Les travaux de l’atelier de validation du projet de loi sur la lutte contre les stupéfiants et les substances psychotropes se sont conclus samedi soir à Nouakchott Ouest. Cet atelier crucial a permis des débats approfondis sur la future législation, visant à renforcer l’arsenal juridique national face à un fléau en progression.
Un constat alarmant : une menace multidimensionnelle pour la société
Ouvrant les débats, M. Amar El Ghassem, conseiller chargé de la coopération et secrétaire général par intérim, a dressé un tableau préoccupant de la situation. Il a classé les crimes liés aux stupéfiants parmi « les défis les plus graves » pour la société mauritanienne. Leur danger réside, a-t-il expliqué, dans leur triple menace : contre la sécurité des individus, la stabilité des familles, l’intégrité du tissu social, sans oublier leurs « effets profonds sur la santé publique et l’économie nationale ». Il a alerté sur une augmentation inquiétante du trafic et de la consommation, une diversification des substances et un ciblage croissant de la jeunesse.
Une nouvelle politique pénale sous l'égide des plus hautes autorités
Face à ce constat et à l’insuffisance des approches traditionnelles, M. El Ghassem a annoncé une refonte stratégique. Sous les directives directes du Président de la République, Monsieur Mohamed Cheikh El Ghazouani, et le suivi du Premier ministre, Monsieur El Moctar Djay, le ministère de la Justice a élaboré une nouvelle politique pénale. Cette initiative s’inscrit dans le cadre du Document national pour la réforme et le développement de la justice. « Cette politique repose sur la fermeté face aux réseaux de trafic et de promotion, la réalisation d’un équilibre entre la dissuasion et le traitement dans les affaires de consommation, et le renforcement de la prévention », a-t-il détaillé.

- ENREGISTREMENTS DE DONNÉES:

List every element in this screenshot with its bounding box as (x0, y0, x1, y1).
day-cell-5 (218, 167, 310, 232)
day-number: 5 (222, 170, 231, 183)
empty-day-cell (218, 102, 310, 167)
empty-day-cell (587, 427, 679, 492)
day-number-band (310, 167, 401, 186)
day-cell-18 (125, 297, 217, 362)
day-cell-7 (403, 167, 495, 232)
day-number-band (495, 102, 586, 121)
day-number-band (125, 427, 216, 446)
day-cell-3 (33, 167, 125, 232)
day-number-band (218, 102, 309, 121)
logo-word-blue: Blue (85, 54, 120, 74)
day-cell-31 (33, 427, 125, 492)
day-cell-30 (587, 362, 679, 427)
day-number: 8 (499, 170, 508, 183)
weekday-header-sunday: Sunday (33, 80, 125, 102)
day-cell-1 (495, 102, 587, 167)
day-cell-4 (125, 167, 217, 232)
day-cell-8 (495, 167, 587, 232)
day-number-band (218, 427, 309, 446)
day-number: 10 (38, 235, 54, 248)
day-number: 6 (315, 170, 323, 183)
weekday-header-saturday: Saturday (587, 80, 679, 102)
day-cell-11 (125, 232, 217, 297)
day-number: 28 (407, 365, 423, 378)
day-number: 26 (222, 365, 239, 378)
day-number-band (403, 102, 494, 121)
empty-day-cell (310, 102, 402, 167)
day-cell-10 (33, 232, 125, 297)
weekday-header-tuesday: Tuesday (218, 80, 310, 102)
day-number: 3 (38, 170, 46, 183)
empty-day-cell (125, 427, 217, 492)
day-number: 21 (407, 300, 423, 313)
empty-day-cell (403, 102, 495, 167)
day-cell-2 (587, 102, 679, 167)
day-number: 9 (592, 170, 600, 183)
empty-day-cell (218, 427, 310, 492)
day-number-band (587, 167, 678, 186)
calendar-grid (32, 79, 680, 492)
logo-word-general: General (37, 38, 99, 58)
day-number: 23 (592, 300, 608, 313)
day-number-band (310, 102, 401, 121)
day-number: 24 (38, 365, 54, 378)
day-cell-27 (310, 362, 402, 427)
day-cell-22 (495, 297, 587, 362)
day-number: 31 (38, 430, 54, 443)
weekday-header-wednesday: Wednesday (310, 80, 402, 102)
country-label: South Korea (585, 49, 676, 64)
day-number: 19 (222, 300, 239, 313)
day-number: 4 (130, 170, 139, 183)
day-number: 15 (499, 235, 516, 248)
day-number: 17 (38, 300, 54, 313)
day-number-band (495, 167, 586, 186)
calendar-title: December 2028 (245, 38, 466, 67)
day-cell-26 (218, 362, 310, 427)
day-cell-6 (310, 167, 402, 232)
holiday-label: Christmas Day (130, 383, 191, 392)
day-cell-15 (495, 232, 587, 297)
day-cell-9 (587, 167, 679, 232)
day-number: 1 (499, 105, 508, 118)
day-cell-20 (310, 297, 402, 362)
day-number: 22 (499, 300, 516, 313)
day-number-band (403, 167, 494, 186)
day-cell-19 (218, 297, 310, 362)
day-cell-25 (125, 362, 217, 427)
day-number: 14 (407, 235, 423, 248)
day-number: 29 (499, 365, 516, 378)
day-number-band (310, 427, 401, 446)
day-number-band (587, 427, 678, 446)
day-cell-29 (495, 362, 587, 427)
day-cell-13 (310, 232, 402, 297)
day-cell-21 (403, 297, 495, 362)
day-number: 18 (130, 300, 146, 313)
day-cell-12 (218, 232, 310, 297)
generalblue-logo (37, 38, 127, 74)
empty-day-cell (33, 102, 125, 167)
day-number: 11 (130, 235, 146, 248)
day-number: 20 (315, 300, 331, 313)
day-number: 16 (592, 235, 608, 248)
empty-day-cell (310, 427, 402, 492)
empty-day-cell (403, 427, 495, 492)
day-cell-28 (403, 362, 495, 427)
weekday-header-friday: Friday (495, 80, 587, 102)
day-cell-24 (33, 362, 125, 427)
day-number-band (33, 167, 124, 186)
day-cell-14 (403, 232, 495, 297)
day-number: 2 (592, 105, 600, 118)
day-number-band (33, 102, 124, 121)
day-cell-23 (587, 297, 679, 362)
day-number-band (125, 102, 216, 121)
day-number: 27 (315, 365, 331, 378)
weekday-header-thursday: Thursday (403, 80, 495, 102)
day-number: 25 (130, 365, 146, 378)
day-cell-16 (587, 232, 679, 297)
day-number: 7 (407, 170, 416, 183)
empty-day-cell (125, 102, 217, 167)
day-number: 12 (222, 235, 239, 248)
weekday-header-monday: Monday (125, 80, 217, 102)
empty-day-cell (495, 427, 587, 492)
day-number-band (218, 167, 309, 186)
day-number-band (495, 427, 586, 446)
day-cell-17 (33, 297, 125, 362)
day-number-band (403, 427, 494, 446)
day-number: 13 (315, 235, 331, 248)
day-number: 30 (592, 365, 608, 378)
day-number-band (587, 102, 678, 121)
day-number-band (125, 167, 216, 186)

- EXERCICES À RÉALISER:
a. Indiquez si chacune des affirmations suivantes concorde avec le texte présenté. Répondez par oui ou par non et citez les mots décisifs du texte : (i) l'atelier a pris fin samedi soir à Nouakchott Ouest ; (ii) la nouvelle politique pénale a été élaborée par le ministère de l'Intérieur ; (iii) M. El Ghassem a signalé un recul de la consommation de stupéfiants.
b. Relevez toutes les personnes nommées dans le texte présenté, avec la fonction que le texte leur attribue.
c. Recopiez le passage du texte présenté qui commence par « Les travaux de » et se poursuit jusqu'à « fléau en progression. ».

- RÉPONSES PAR EXERCICE:
a.
(i) Oui : « se sont conclus samedi soir à Nouakchott Ouest ».
(ii) Non : « le ministère de la Justice a élaboré une nouvelle politique pénale ».
(iii) Non : « une augmentation inquiétante du trafic et de la consommation ».

b.
- M. Amar El Ghassem : conseiller chargé de la coopération et secrétaire général par intérim
- Monsieur Mohamed Cheikh El Ghazouani : Président de la République
- Monsieur El Moctar Djay : Premier ministre

c.
Les travaux de l’atelier de validation du projet de loi sur la lutte contre les stupéfiants et les substances psychotropes se sont conclus samedi soir à Nouakchott Ouest. Cet atelier crucial a permis des débats approfondis sur la future législation, visant à renforcer l’arsenal juridique national face à un fléau en progression.